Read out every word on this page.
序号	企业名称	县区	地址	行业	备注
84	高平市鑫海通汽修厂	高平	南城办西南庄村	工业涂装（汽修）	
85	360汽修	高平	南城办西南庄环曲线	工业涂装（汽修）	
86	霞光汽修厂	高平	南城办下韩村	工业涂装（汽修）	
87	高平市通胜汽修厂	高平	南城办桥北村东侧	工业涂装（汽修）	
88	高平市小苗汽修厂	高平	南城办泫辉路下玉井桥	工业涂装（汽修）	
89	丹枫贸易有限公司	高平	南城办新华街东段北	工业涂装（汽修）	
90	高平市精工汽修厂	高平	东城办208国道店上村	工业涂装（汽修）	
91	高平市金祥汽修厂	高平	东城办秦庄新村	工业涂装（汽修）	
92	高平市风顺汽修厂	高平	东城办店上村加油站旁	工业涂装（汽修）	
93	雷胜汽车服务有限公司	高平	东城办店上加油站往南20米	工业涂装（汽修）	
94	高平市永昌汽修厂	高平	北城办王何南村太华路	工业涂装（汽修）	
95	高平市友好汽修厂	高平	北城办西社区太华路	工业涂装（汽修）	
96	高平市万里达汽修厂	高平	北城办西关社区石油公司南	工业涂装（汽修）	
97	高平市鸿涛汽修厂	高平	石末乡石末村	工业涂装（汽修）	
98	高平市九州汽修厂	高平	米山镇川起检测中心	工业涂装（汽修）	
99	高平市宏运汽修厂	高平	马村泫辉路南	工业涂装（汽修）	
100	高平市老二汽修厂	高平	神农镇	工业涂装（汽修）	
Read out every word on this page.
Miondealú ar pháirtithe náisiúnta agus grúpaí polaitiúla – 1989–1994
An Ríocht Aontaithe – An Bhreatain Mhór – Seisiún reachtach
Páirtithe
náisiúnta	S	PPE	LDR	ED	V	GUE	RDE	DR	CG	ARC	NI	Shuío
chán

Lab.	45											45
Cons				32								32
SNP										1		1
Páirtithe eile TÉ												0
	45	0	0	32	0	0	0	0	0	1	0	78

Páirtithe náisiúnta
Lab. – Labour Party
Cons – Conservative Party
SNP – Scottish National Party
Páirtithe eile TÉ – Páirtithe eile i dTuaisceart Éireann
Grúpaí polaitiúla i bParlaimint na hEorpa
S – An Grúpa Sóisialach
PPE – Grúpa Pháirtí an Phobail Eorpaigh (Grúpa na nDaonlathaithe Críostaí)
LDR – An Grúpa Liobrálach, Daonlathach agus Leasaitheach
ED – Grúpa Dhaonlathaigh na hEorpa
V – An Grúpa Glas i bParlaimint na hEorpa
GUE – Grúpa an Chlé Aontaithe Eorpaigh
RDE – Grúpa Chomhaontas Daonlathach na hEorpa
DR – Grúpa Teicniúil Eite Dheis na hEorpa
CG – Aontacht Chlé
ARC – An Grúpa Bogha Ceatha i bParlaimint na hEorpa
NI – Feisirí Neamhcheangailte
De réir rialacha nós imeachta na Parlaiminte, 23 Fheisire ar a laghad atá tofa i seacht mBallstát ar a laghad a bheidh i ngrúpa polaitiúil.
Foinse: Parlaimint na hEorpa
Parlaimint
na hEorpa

# # # #

Go through the records and pull out each line that includes the word "náisiúnta".

Miondealú ar pháirtithe náisiúnta agus grúpaí polaitiúla – 1989–1994
náisiúnta	S	PPE	LDR	ED	V	GUE	RDE	DR	CG	ARC	NI	Shuío
Páirtithe náisiúnta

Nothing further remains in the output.